## WHAT THE TASK REQUIRES
In the material below, find all lines with the string "Bahaya" and copy them.

## STORED DATA

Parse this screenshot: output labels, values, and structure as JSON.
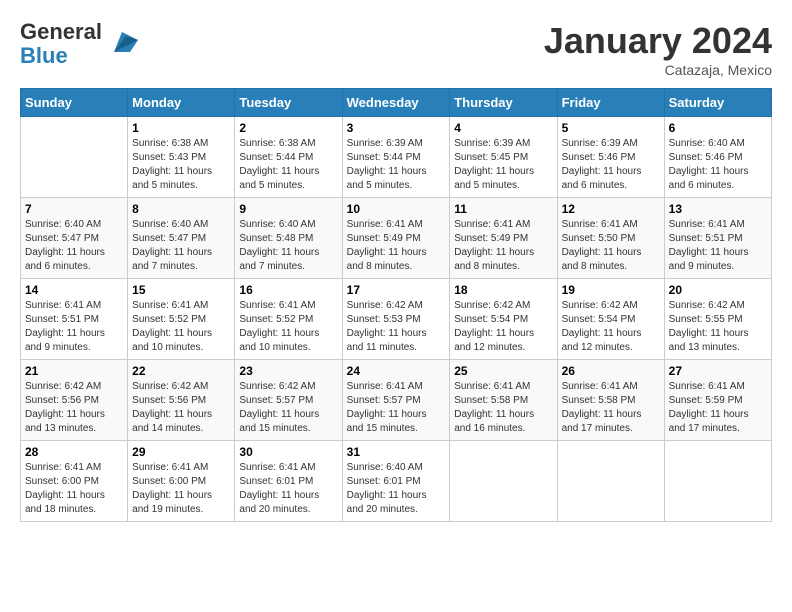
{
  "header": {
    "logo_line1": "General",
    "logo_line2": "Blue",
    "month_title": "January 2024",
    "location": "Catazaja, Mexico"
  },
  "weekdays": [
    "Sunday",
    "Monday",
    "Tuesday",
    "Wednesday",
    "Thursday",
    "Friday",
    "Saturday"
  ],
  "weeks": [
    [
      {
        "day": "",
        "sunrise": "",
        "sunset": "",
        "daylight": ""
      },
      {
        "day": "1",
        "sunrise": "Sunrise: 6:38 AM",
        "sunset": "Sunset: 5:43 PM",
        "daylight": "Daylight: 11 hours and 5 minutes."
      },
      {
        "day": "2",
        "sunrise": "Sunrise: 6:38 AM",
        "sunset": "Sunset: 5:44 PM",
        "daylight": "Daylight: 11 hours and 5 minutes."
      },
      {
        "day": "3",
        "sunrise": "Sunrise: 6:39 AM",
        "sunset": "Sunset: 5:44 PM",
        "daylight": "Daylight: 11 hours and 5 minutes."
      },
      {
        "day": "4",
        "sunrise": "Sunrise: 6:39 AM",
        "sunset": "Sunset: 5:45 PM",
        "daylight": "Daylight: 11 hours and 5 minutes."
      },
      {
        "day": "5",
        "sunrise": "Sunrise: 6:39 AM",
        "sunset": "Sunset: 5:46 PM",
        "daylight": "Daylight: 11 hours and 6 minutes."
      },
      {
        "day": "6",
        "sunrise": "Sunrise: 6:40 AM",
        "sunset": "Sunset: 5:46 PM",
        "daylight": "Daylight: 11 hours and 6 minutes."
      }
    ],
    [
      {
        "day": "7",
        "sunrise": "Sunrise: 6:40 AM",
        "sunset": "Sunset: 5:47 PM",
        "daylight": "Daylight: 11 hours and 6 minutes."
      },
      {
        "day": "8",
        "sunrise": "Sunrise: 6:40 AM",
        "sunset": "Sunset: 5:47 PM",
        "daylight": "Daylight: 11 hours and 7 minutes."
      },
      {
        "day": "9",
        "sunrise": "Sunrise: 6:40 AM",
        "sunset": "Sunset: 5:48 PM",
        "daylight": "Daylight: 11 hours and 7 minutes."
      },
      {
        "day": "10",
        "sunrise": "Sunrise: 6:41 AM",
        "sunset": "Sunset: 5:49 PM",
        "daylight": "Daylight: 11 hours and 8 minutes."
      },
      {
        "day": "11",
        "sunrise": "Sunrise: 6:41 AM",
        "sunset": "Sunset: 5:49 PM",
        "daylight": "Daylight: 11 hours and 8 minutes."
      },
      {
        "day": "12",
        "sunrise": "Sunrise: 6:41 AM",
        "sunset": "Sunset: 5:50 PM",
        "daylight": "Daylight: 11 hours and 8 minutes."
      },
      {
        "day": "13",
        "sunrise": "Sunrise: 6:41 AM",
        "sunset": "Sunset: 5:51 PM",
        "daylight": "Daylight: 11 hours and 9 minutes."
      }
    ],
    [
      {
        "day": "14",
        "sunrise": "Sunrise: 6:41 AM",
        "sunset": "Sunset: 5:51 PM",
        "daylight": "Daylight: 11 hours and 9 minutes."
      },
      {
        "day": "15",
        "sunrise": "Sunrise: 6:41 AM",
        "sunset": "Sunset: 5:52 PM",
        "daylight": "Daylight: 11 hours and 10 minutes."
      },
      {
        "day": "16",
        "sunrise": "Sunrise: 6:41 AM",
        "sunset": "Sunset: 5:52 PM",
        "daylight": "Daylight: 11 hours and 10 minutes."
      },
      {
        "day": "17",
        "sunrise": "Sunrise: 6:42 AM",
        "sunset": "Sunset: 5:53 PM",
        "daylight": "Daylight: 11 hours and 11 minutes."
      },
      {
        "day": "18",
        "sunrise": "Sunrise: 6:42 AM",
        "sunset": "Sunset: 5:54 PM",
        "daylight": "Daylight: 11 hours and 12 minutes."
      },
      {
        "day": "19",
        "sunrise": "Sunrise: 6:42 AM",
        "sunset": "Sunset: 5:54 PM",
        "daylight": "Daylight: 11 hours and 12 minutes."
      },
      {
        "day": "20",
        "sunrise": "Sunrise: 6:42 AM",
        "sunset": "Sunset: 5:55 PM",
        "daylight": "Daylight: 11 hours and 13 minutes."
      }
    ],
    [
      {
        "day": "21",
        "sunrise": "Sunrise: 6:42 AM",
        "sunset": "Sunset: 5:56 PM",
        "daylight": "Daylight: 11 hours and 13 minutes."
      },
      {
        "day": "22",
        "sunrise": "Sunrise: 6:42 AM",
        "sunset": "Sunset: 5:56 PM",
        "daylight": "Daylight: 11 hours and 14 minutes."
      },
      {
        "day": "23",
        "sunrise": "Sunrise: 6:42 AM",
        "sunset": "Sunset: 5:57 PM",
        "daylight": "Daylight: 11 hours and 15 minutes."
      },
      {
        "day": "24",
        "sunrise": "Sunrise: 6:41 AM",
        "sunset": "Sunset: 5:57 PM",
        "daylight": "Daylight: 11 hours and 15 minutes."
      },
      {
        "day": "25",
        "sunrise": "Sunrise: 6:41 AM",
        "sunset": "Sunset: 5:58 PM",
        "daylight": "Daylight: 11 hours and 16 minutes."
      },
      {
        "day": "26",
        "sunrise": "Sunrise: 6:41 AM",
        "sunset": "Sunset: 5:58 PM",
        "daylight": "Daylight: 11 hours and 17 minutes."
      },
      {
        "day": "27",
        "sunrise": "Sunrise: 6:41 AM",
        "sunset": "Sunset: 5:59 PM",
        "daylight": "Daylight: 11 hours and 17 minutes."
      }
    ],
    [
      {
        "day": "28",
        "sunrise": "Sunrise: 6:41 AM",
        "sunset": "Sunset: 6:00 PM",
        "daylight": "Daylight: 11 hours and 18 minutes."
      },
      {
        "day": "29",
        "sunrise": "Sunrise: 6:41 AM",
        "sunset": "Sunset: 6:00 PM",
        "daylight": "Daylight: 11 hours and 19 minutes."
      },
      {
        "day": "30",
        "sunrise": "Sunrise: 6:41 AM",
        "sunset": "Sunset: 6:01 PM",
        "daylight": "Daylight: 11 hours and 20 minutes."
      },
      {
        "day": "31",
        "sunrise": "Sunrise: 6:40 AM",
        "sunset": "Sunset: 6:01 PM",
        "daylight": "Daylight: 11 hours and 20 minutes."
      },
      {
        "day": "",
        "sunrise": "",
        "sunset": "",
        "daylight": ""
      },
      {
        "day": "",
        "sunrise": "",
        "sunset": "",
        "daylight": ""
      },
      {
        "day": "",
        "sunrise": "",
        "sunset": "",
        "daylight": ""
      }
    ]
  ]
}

--

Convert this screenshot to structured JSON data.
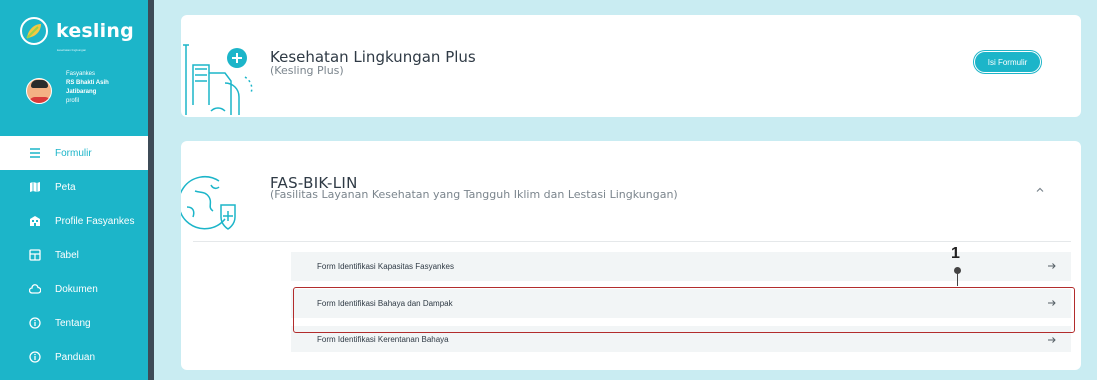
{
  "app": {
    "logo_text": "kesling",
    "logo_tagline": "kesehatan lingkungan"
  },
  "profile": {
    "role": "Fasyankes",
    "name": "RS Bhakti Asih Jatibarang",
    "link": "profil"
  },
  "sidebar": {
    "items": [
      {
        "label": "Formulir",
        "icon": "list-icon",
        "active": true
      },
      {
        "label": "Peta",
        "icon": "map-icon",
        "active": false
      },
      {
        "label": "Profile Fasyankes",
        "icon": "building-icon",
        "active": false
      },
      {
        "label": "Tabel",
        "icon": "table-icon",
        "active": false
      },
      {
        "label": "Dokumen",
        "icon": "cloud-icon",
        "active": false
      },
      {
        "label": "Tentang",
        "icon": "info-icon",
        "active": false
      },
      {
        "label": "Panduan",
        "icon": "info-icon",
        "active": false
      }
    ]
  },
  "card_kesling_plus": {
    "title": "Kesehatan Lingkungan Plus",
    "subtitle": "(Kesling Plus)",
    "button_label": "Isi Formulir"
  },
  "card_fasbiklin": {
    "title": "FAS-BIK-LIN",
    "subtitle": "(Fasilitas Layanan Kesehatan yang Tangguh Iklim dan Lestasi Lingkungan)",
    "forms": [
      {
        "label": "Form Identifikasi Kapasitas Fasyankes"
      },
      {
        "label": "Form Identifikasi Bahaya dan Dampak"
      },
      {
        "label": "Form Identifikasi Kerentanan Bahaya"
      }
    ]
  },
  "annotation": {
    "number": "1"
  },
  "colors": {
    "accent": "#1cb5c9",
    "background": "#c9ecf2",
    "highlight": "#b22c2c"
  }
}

## RESPONSE
        "label": "Form Identifikasi Bahaya dan Dampak"
        "label": "Form Identifikasi Kerentanan Bahaya"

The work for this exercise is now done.